___ Record set

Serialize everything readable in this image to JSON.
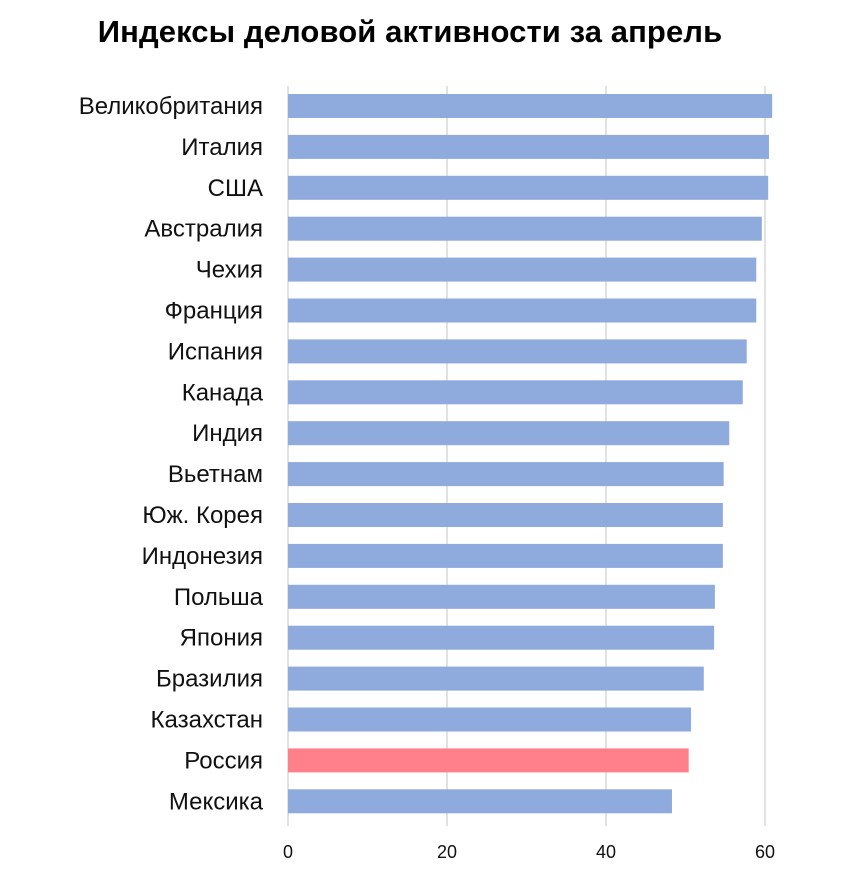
{
  "chart_data": {
    "type": "bar",
    "orientation": "horizontal",
    "title": "Индексы деловой активности за апрель",
    "xlabel": "",
    "ylabel": "",
    "xlim": [
      0,
      60
    ],
    "ticks": [
      0,
      20,
      40,
      60
    ],
    "grid": true,
    "legend": "none",
    "default_color": "#8faadc",
    "highlight_color": "#ff7f8a",
    "categories": [
      "Великобритания",
      "Италия",
      "США",
      "Австралия",
      "Чехия",
      "Франция",
      "Испания",
      "Канада",
      "Индия",
      "Вьетнам",
      "Юж. Корея",
      "Индонезия",
      "Польша",
      "Япония",
      "Бразилия",
      "Казахстан",
      "Россия",
      "Мексика"
    ],
    "values": [
      60.9,
      60.5,
      60.4,
      59.6,
      58.9,
      58.9,
      57.7,
      57.2,
      55.5,
      54.8,
      54.7,
      54.7,
      53.7,
      53.6,
      52.3,
      50.7,
      50.4,
      48.3
    ],
    "highlight": [
      "Россия"
    ]
  }
}
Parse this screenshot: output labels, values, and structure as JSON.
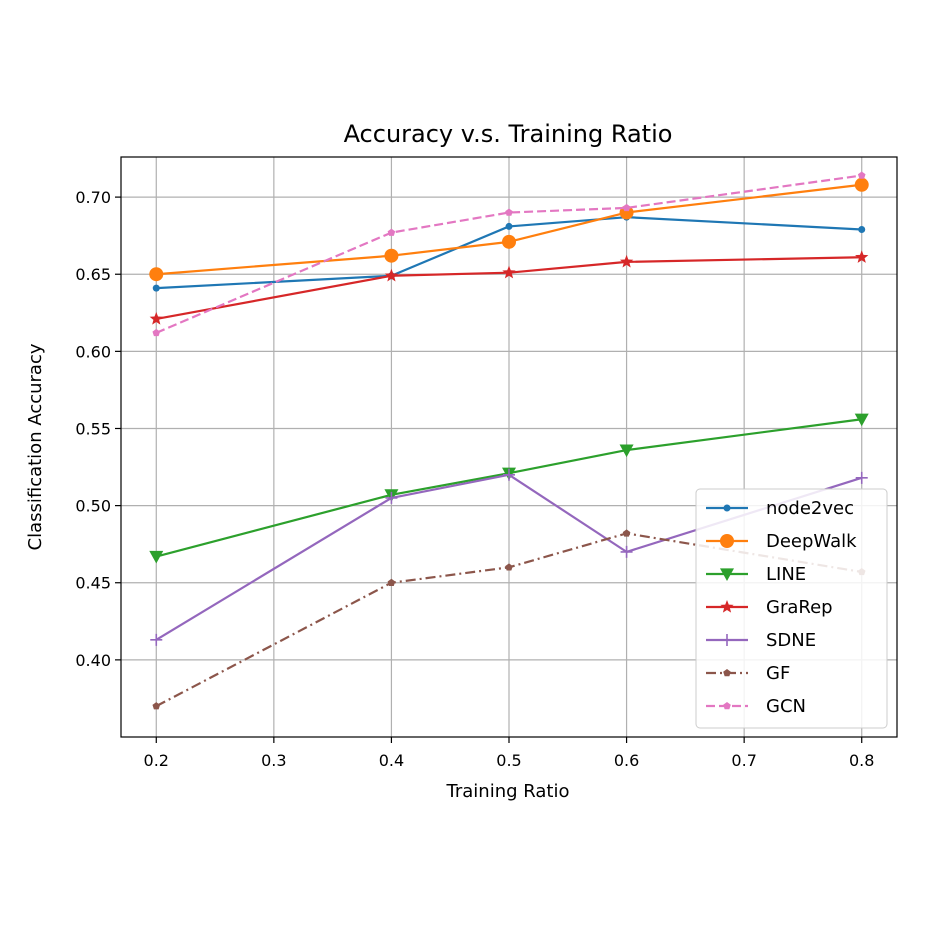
{
  "chart_data": {
    "type": "line",
    "title": "Accuracy v.s. Training Ratio",
    "xlabel": "Training Ratio",
    "ylabel": "Classification Accuracy",
    "xlim": [
      0.17,
      0.83
    ],
    "ylim": [
      0.35,
      0.726
    ],
    "xticks": [
      0.2,
      0.3,
      0.4,
      0.5,
      0.6,
      0.7,
      0.8
    ],
    "xtick_labels": [
      "0.2",
      "0.3",
      "0.4",
      "0.5",
      "0.6",
      "0.7",
      "0.8"
    ],
    "yticks": [
      0.4,
      0.45,
      0.5,
      0.55,
      0.6,
      0.65,
      0.7
    ],
    "ytick_labels": [
      "0.40",
      "0.45",
      "0.50",
      "0.55",
      "0.60",
      "0.65",
      "0.70"
    ],
    "grid": true,
    "legend_position": "lower-right",
    "x": [
      0.2,
      0.4,
      0.5,
      0.6,
      0.8
    ],
    "series": [
      {
        "name": "node2vec",
        "values": [
          0.641,
          0.649,
          0.681,
          0.687,
          0.679
        ],
        "color": "#1f77b4",
        "dash": "solid",
        "marker": "point"
      },
      {
        "name": "DeepWalk",
        "values": [
          0.65,
          0.662,
          0.671,
          0.69,
          0.708
        ],
        "color": "#ff7f0e",
        "dash": "solid",
        "marker": "circle"
      },
      {
        "name": "LINE",
        "values": [
          0.467,
          0.507,
          0.521,
          0.536,
          0.556
        ],
        "color": "#2ca02c",
        "dash": "solid",
        "marker": "triangle-down"
      },
      {
        "name": "GraRep",
        "values": [
          0.621,
          0.649,
          0.651,
          0.658,
          0.661
        ],
        "color": "#d62728",
        "dash": "solid",
        "marker": "star"
      },
      {
        "name": "SDNE",
        "values": [
          0.413,
          0.505,
          0.52,
          0.47,
          0.518
        ],
        "color": "#9467bd",
        "dash": "solid",
        "marker": "plus"
      },
      {
        "name": "GF",
        "values": [
          0.37,
          0.45,
          0.46,
          0.482,
          0.457
        ],
        "color": "#8c564b",
        "dash": "dashdot",
        "marker": "pentagon"
      },
      {
        "name": "GCN",
        "values": [
          0.612,
          0.677,
          0.69,
          0.693,
          0.714
        ],
        "color": "#e377c2",
        "dash": "dashed",
        "marker": "pentagon"
      }
    ]
  }
}
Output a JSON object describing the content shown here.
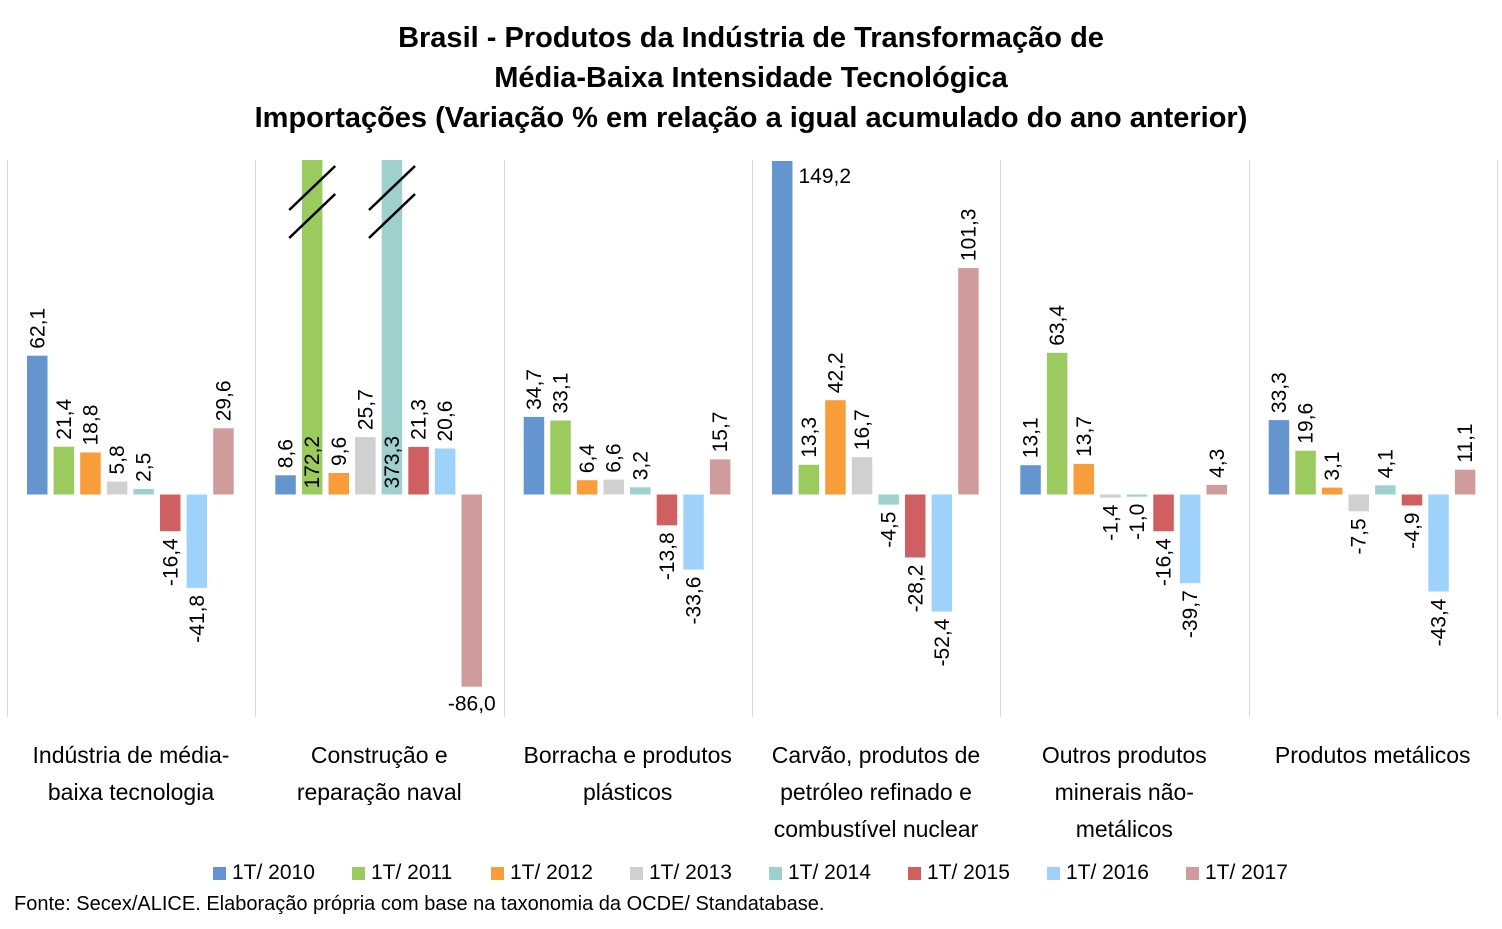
{
  "chart_data": {
    "type": "bar",
    "title": [
      "Brasil - Produtos da Indústria de Transformação de",
      "Média-Baixa Intensidade Tecnológica",
      "Importações (Variação % em relação a igual acumulado do ano anterior)"
    ],
    "categories": [
      [
        "Indústria de média-",
        "baixa tecnologia"
      ],
      [
        "Construção e",
        "reparação naval"
      ],
      [
        "Borracha e produtos",
        "plásticos"
      ],
      [
        "Carvão, produtos de",
        "petróleo refinado e",
        "combustível nuclear"
      ],
      [
        "Outros produtos",
        "minerais não-",
        "metálicos"
      ],
      [
        "Produtos metálicos"
      ]
    ],
    "series": [
      {
        "name": "1T/ 2010",
        "color": "#6495CF",
        "values": [
          62.1,
          8.6,
          34.7,
          149.2,
          13.1,
          33.3
        ]
      },
      {
        "name": "1T/ 2011",
        "color": "#9BCB5F",
        "values": [
          21.4,
          172.2,
          33.1,
          13.3,
          63.4,
          19.6
        ]
      },
      {
        "name": "1T/ 2012",
        "color": "#F99D3A",
        "values": [
          18.8,
          9.6,
          6.4,
          42.2,
          13.7,
          3.1
        ]
      },
      {
        "name": "1T/ 2013",
        "color": "#D0D0D0",
        "values": [
          5.8,
          25.7,
          6.6,
          16.7,
          -1.4,
          -7.5
        ]
      },
      {
        "name": "1T/ 2014",
        "color": "#9ED0CE",
        "values": [
          2.5,
          373.3,
          3.2,
          -4.5,
          -1.0,
          4.1
        ]
      },
      {
        "name": "1T/ 2015",
        "color": "#D05F61",
        "values": [
          -16.4,
          21.3,
          -13.8,
          -28.2,
          -16.4,
          -4.9
        ]
      },
      {
        "name": "1T/ 2016",
        "color": "#9FD2FB",
        "values": [
          -41.8,
          20.6,
          -33.6,
          -52.4,
          -39.7,
          -43.4
        ]
      },
      {
        "name": "1T/ 2017",
        "color": "#CF9B9B",
        "values": [
          29.6,
          -86.0,
          15.7,
          101.3,
          4.3,
          11.1
        ]
      }
    ],
    "data_labels": [
      [
        "62,1",
        "21,4",
        "18,8",
        "5,8",
        "2,5",
        "-16,4",
        "-41,8",
        "29,6"
      ],
      [
        "8,6",
        "172,2",
        "9,6",
        "25,7",
        "373,3",
        "21,3",
        "20,6",
        "-86,0"
      ],
      [
        "34,7",
        "33,1",
        "6,4",
        "6,6",
        "3,2",
        "-13,8",
        "-33,6",
        "15,7"
      ],
      [
        "149,2",
        "13,3",
        "42,2",
        "16,7",
        "-4,5",
        "-28,2",
        "-52,4",
        "101,3"
      ],
      [
        "13,1",
        "63,4",
        "13,7",
        "-1,4",
        "-1,0",
        "-16,4",
        "-39,7",
        "4,3"
      ],
      [
        "33,3",
        "19,6",
        "3,1",
        "-7,5",
        "4,1",
        "-4,9",
        "-43,4",
        "11,1"
      ]
    ],
    "ylim": [
      -100,
      150
    ],
    "axis_break": "bars for 1T/ 2011 and 1T/ 2014 in Construção e reparação naval are truncated with break marks",
    "legend_position": "bottom",
    "grid": false
  },
  "source": "Fonte: Secex/ALICE. Elaboração própria com base na taxonomia da OCDE/ Standatabase."
}
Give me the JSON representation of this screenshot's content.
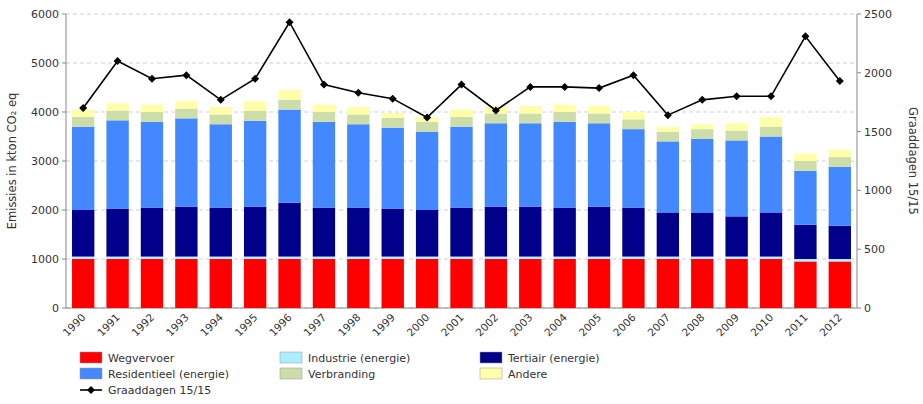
{
  "chart_data": {
    "type": "bar",
    "stacked": true,
    "categories": [
      "1990",
      "1991",
      "1992",
      "1993",
      "1994",
      "1995",
      "1996",
      "1997",
      "1998",
      "1999",
      "2000",
      "2001",
      "2002",
      "2003",
      "2004",
      "2005",
      "2006",
      "2007",
      "2008",
      "2009",
      "2010",
      "2011",
      "2012"
    ],
    "series": [
      {
        "name": "Wegvervoer",
        "color": "#FF0000",
        "values": [
          1000,
          1000,
          1000,
          1000,
          1000,
          1000,
          1000,
          1000,
          1000,
          1000,
          1000,
          1000,
          1000,
          1000,
          1000,
          1000,
          1000,
          1000,
          1000,
          1000,
          1000,
          950,
          950
        ]
      },
      {
        "name": "Industrie (energie)",
        "color": "#AAEEFF",
        "values": [
          50,
          50,
          50,
          50,
          50,
          50,
          50,
          50,
          50,
          50,
          50,
          50,
          50,
          50,
          50,
          50,
          50,
          50,
          50,
          50,
          50,
          50,
          50
        ]
      },
      {
        "name": "Tertiair (energie)",
        "color": "#00008B",
        "values": [
          950,
          980,
          1000,
          1020,
          1000,
          1020,
          1100,
          1000,
          1000,
          980,
          950,
          1000,
          1020,
          1020,
          1000,
          1020,
          1000,
          900,
          900,
          820,
          900,
          700,
          680
        ]
      },
      {
        "name": "Residentieel (energie)",
        "color": "#4488FF",
        "values": [
          1700,
          1800,
          1750,
          1800,
          1700,
          1750,
          1900,
          1750,
          1700,
          1650,
          1600,
          1650,
          1700,
          1700,
          1750,
          1700,
          1600,
          1450,
          1500,
          1550,
          1550,
          1100,
          1200
        ]
      },
      {
        "name": "Verbranding",
        "color": "#CCDDAA",
        "values": [
          200,
          200,
          200,
          200,
          200,
          200,
          200,
          200,
          200,
          200,
          200,
          200,
          200,
          200,
          200,
          200,
          200,
          200,
          200,
          200,
          200,
          200,
          200
        ]
      },
      {
        "name": "Andere",
        "color": "#FFFFAA",
        "values": [
          150,
          150,
          150,
          150,
          150,
          200,
          200,
          150,
          150,
          100,
          100,
          150,
          150,
          150,
          150,
          150,
          150,
          100,
          100,
          150,
          200,
          150,
          150
        ]
      },
      {
        "name": "Graaddagen 15/15",
        "type": "line",
        "axis": "y2",
        "color": "#000000",
        "marker": "diamond",
        "values": [
          1700,
          2100,
          1950,
          1980,
          1770,
          1950,
          2430,
          1900,
          1830,
          1780,
          1620,
          1900,
          1680,
          1880,
          1880,
          1870,
          1980,
          1640,
          1770,
          1800,
          1800,
          2310,
          1930
        ]
      }
    ],
    "ylabel": "Emissies in kton CO₂ eq",
    "y2label": "Graaddagen 15/15",
    "ylim": [
      0,
      6000
    ],
    "yticks": [
      0,
      1000,
      2000,
      3000,
      4000,
      5000,
      6000
    ],
    "y2lim": [
      0,
      2500
    ],
    "y2ticks": [
      0,
      500,
      1000,
      1500,
      2000,
      2500
    ],
    "grid": true,
    "legend": "bottom"
  }
}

______

Direction: Display every line of the listing that contains the string "energie".

Full answer:
        "name": "Industrie (energie)",
        "name": "Tertiair (energie)",
        "name": "Residentieel (energie)",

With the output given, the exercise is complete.